───── GIVEN DATA ─────

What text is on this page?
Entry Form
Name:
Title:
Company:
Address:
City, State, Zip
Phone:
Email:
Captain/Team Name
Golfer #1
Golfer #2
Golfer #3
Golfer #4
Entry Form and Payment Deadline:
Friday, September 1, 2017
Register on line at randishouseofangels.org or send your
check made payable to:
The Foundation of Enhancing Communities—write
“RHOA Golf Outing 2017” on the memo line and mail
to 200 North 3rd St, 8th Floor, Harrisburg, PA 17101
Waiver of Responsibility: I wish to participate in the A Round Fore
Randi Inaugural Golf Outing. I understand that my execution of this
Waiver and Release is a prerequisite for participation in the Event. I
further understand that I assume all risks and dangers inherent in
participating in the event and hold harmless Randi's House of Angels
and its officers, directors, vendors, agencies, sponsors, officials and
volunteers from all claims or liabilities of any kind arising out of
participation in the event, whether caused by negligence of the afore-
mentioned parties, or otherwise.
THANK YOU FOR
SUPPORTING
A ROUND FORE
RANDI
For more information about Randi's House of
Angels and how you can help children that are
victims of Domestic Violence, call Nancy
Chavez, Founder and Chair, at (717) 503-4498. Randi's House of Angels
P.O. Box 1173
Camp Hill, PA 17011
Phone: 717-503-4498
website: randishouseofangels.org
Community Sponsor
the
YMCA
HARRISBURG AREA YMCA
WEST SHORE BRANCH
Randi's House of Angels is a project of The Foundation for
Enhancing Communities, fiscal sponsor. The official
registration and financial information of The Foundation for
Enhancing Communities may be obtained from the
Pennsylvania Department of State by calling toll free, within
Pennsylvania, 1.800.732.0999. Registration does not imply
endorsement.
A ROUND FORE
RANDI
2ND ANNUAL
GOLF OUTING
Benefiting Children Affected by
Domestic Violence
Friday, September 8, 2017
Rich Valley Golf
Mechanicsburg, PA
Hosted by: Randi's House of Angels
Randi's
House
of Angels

─────

Return every line exactly.

What text is on this page?
Entry Form
Name:
Title:
Company:
Address:
City, State, Zip
Phone:
Email:
Captain/Team Name
Golfer #1
Golfer #2
Golfer #3
Golfer #4
Entry Form and Payment Deadline:
Friday, September 1, 2017
Register on line at randishouseofangels.org or send your
check made payable to:
The Foundation of Enhancing Communities—write
“RHOA Golf Outing 2017” on the memo line and mail
to 200 North 3rd St, 8th Floor, Harrisburg, PA 17101
Waiver of Responsibility: I wish to participate in the A Round Fore
Randi Inaugural Golf Outing. I understand that my execution of this
Waiver and Release is a prerequisite for participation in the Event. I
further understand that I assume all risks and dangers inherent in
participating in the event and hold harmless Randi's House of Angels
and its officers, directors, vendors, agencies, sponsors, officials and
volunteers from all claims or liabilities of any kind arising out of
participation in the event, whether caused by negligence of the afore-
mentioned parties, or otherwise.
THANK YOU FOR
SUPPORTING
A ROUND FORE
RANDI
For more information about Randi's House of
Angels and how you can help children that are
victims of Domestic Violence, call Nancy
Chavez, Founder and Chair, at (717) 503-4498. Randi's House of Angels
P.O. Box 1173
Camp Hill, PA 17011
Phone: 717-503-4498
website: randishouseofangels.org
Community Sponsor
the
YMCA
HARRISBURG AREA YMCA
WEST SHORE BRANCH
Randi's House of Angels is a project of The Foundation for
Enhancing Communities, fiscal sponsor. The official
registration and financial information of The Foundation for
Enhancing Communities may be obtained from the
Pennsylvania Department of State by calling toll free, within
Pennsylvania, 1.800.732.0999. Registration does not imply
endorsement.
A ROUND FORE
RANDI
2ND ANNUAL
GOLF OUTING
Benefiting Children Affected by
Domestic Violence
Friday, September 8, 2017
Rich Valley Golf
Mechanicsburg, PA
Hosted by: Randi's House of Angels
Randi's
House
of Angels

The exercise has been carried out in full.